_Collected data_
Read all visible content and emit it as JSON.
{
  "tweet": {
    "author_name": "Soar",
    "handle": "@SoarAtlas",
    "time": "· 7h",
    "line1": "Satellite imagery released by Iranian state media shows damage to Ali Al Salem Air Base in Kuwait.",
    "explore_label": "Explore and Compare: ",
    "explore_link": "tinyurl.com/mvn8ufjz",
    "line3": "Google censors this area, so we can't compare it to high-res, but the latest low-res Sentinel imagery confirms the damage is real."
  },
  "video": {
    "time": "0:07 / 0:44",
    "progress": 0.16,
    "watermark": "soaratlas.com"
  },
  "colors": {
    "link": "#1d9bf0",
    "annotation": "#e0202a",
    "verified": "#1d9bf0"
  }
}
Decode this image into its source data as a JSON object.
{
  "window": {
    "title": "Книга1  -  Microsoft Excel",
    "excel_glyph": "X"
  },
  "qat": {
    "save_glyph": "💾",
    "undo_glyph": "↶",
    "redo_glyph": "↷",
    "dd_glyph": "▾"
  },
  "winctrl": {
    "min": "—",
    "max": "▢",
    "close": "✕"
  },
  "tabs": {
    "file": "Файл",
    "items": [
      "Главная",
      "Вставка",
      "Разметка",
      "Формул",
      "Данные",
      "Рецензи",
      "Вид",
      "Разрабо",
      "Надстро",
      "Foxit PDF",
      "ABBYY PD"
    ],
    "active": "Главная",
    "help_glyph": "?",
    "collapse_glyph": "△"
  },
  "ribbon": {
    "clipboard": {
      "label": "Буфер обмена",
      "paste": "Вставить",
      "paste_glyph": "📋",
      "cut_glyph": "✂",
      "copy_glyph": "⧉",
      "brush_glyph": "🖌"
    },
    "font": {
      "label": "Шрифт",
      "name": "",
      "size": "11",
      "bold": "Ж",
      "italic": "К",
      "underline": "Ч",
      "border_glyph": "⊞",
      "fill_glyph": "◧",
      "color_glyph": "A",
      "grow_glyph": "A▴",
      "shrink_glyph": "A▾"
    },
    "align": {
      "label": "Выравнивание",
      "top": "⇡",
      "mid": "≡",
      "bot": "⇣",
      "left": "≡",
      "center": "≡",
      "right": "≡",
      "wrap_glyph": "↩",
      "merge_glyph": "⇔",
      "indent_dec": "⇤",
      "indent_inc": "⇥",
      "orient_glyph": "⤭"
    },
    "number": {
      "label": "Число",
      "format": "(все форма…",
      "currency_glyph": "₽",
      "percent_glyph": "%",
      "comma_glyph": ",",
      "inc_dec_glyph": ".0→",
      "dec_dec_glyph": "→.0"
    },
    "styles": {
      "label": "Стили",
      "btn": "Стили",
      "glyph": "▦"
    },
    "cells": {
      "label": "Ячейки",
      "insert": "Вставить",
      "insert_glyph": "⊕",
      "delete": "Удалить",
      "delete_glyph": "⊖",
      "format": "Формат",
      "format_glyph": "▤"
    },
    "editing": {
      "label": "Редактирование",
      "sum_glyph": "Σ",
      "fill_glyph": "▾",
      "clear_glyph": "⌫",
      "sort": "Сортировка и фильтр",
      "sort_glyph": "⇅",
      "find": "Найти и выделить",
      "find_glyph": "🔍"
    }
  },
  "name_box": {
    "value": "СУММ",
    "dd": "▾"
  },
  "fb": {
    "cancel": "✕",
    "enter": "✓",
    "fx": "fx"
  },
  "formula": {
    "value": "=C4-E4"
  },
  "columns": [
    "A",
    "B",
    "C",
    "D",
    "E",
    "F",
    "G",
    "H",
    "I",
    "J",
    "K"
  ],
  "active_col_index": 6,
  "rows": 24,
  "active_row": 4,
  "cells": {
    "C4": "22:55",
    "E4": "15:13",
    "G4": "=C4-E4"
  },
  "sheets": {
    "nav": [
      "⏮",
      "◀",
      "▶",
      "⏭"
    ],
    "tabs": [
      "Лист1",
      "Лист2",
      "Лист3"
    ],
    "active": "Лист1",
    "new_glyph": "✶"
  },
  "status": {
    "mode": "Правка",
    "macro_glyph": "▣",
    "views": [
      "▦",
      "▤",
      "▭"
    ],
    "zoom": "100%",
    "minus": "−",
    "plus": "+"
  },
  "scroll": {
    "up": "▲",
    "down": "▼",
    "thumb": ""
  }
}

_TASK OBJECTIVE_
Every entry above should be retyped exactly as shown.

_ANSWER IN FULL_
Read all visible content and emit it as JSON.
{
  "tweet": {
    "author_name": "Soar",
    "handle": "@SoarAtlas",
    "time": "· 7h",
    "line1": "Satellite imagery released by Iranian state media shows damage to Ali Al Salem Air Base in Kuwait.",
    "explore_label": "Explore and Compare: ",
    "explore_link": "tinyurl.com/mvn8ufjz",
    "line3": "Google censors this area, so we can't compare it to high-res, but the latest low-res Sentinel imagery confirms the damage is real."
  },
  "video": {
    "time": "0:07 / 0:44",
    "progress": 0.16,
    "watermark": "soaratlas.com"
  },
  "colors": {
    "link": "#1d9bf0",
    "annotation": "#e0202a",
    "verified": "#1d9bf0"
  }
}
Decode this image into its source data as a JSON object.
{
  "window": {
    "title": "Книга1  -  Microsoft Excel",
    "excel_glyph": "X"
  },
  "qat": {
    "save_glyph": "💾",
    "undo_glyph": "↶",
    "redo_glyph": "↷",
    "dd_glyph": "▾"
  },
  "winctrl": {
    "min": "—",
    "max": "▢",
    "close": "✕"
  },
  "tabs": {
    "file": "Файл",
    "items": [
      "Главная",
      "Вставка",
      "Разметка",
      "Формул",
      "Данные",
      "Рецензи",
      "Вид",
      "Разрабо",
      "Надстро",
      "Foxit PDF",
      "ABBYY PD"
    ],
    "active": "Главная",
    "help_glyph": "?",
    "collapse_glyph": "△"
  },
  "ribbon": {
    "clipboard": {
      "label": "Буфер обмена",
      "paste": "Вставить",
      "paste_glyph": "📋",
      "cut_glyph": "✂",
      "copy_glyph": "⧉",
      "brush_glyph": "🖌"
    },
    "font": {
      "label": "Шрифт",
      "name": "",
      "size": "11",
      "bold": "Ж",
      "italic": "К",
      "underline": "Ч",
      "border_glyph": "⊞",
      "fill_glyph": "◧",
      "color_glyph": "A",
      "grow_glyph": "A▴",
      "shrink_glyph": "A▾"
    },
    "align": {
      "label": "Выравнивание",
      "top": "⇡",
      "mid": "≡",
      "bot": "⇣",
      "left": "≡",
      "center": "≡",
      "right": "≡",
      "wrap_glyph": "↩",
      "merge_glyph": "⇔",
      "indent_dec": "⇤",
      "indent_inc": "⇥",
      "orient_glyph": "⤭"
    },
    "number": {
      "label": "Число",
      "format": "(все форма…",
      "currency_glyph": "₽",
      "percent_glyph": "%",
      "comma_glyph": ",",
      "inc_dec_glyph": ".0→",
      "dec_dec_glyph": "→.0"
    },
    "styles": {
      "label": "Стили",
      "btn": "Стили",
      "glyph": "▦"
    },
    "cells": {
      "label": "Ячейки",
      "insert": "Вставить",
      "insert_glyph": "⊕",
      "delete": "Удалить",
      "delete_glyph": "⊖",
      "format": "Формат",
      "format_glyph": "▤"
    },
    "editing": {
      "label": "Редактирование",
      "sum_glyph": "Σ",
      "fill_glyph": "▾",
      "clear_glyph": "⌫",
      "sort": "Сортировка и фильтр",
      "sort_glyph": "⇅",
      "find": "Найти и выделить",
      "find_glyph": "🔍"
    }
  },
  "name_box": {
    "value": "СУММ",
    "dd": "▾"
  },
  "fb": {
    "cancel": "✕",
    "enter": "✓",
    "fx": "fx"
  },
  "formula": {
    "value": "=C4-E4"
  },
  "columns": [
    "A",
    "B",
    "C",
    "D",
    "E",
    "F",
    "G",
    "H",
    "I",
    "J",
    "K"
  ],
  "active_col_index": 6,
  "rows": 24,
  "active_row": 4,
  "cells": {
    "C4": "22:55",
    "E4": "15:13",
    "G4": "=C4-E4"
  },
  "sheets": {
    "nav": [
      "⏮",
      "◀",
      "▶",
      "⏭"
    ],
    "tabs": [
      "Лист1",
      "Лист2",
      "Лист3"
    ],
    "active": "Лист1",
    "new_glyph": "✶"
  },
  "status": {
    "mode": "Правка",
    "macro_glyph": "▣",
    "views": [
      "▦",
      "▤",
      "▭"
    ],
    "zoom": "100%",
    "minus": "−",
    "plus": "+"
  },
  "scroll": {
    "up": "▲",
    "down": "▼",
    "thumb": ""
  }
}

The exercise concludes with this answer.